[Required work]: The records below must be output exactly, without pictures.

---- Excerpted data

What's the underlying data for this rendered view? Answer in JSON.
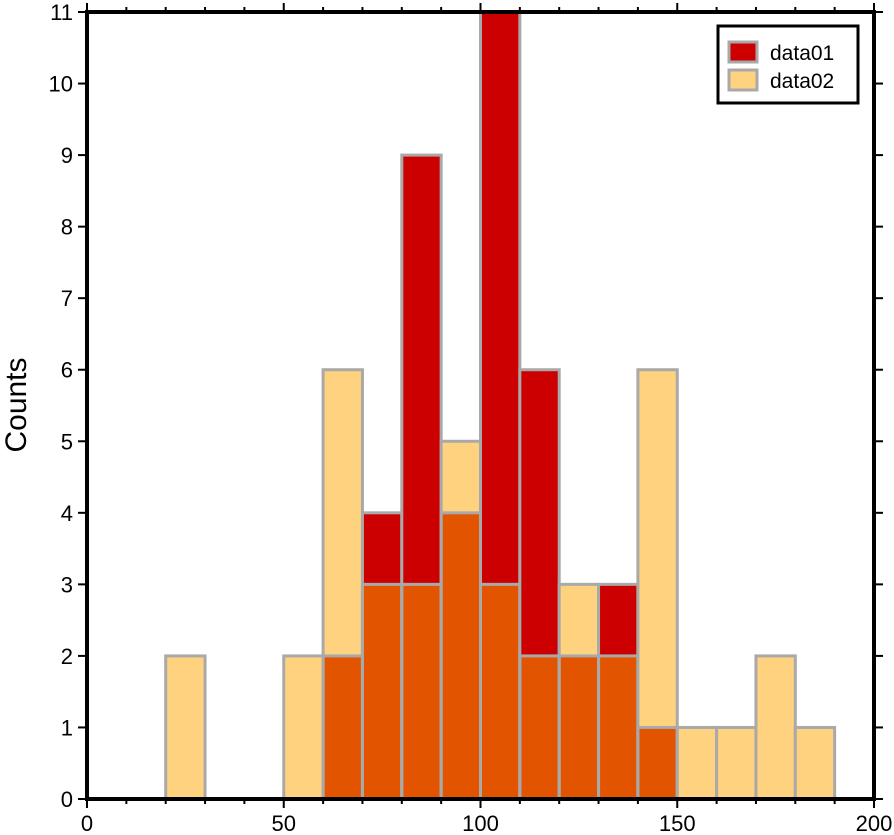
{
  "chart_data": {
    "type": "bar",
    "subtype": "overlapping-histogram",
    "xlabel": "",
    "ylabel": "Counts",
    "xlim": [
      0,
      200
    ],
    "ylim": [
      0,
      11
    ],
    "bin_width": 10,
    "bin_starts": [
      0,
      10,
      20,
      30,
      40,
      50,
      60,
      70,
      80,
      90,
      100,
      110,
      120,
      130,
      140,
      150,
      160,
      170,
      180,
      190
    ],
    "xticks": [
      0,
      50,
      100,
      150,
      200
    ],
    "yticks": [
      0,
      1,
      2,
      3,
      4,
      5,
      6,
      7,
      8,
      9,
      10,
      11
    ],
    "grid": false,
    "legend_position": "top-right",
    "series": [
      {
        "name": "data01",
        "color": "#cc0000",
        "values": [
          0,
          0,
          0,
          0,
          0,
          0,
          2,
          4,
          9,
          4,
          11,
          6,
          2,
          3,
          1,
          0,
          0,
          0,
          0,
          0
        ]
      },
      {
        "name": "data02",
        "color": "#ffd27f",
        "values": [
          0,
          0,
          2,
          0,
          0,
          2,
          6,
          3,
          3,
          5,
          3,
          2,
          3,
          2,
          6,
          1,
          1,
          2,
          1,
          0
        ]
      }
    ],
    "overlap_color": "#e35400",
    "bar_edge_color": "#a9a9a9"
  }
}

--------

[Correct result]:
What's the underlying data for this rendered view? Answer in JSON.
{
  "chart_data": {
    "type": "bar",
    "subtype": "overlapping-histogram",
    "xlabel": "",
    "ylabel": "Counts",
    "xlim": [
      0,
      200
    ],
    "ylim": [
      0,
      11
    ],
    "bin_width": 10,
    "bin_starts": [
      0,
      10,
      20,
      30,
      40,
      50,
      60,
      70,
      80,
      90,
      100,
      110,
      120,
      130,
      140,
      150,
      160,
      170,
      180,
      190
    ],
    "xticks": [
      0,
      50,
      100,
      150,
      200
    ],
    "yticks": [
      0,
      1,
      2,
      3,
      4,
      5,
      6,
      7,
      8,
      9,
      10,
      11
    ],
    "grid": false,
    "legend_position": "top-right",
    "series": [
      {
        "name": "data01",
        "color": "#cc0000",
        "values": [
          0,
          0,
          0,
          0,
          0,
          0,
          2,
          4,
          9,
          4,
          11,
          6,
          2,
          3,
          1,
          0,
          0,
          0,
          0,
          0
        ]
      },
      {
        "name": "data02",
        "color": "#ffd27f",
        "values": [
          0,
          0,
          2,
          0,
          0,
          2,
          6,
          3,
          3,
          5,
          3,
          2,
          3,
          2,
          6,
          1,
          1,
          2,
          1,
          0
        ]
      }
    ],
    "overlap_color": "#e35400",
    "bar_edge_color": "#a9a9a9"
  }
}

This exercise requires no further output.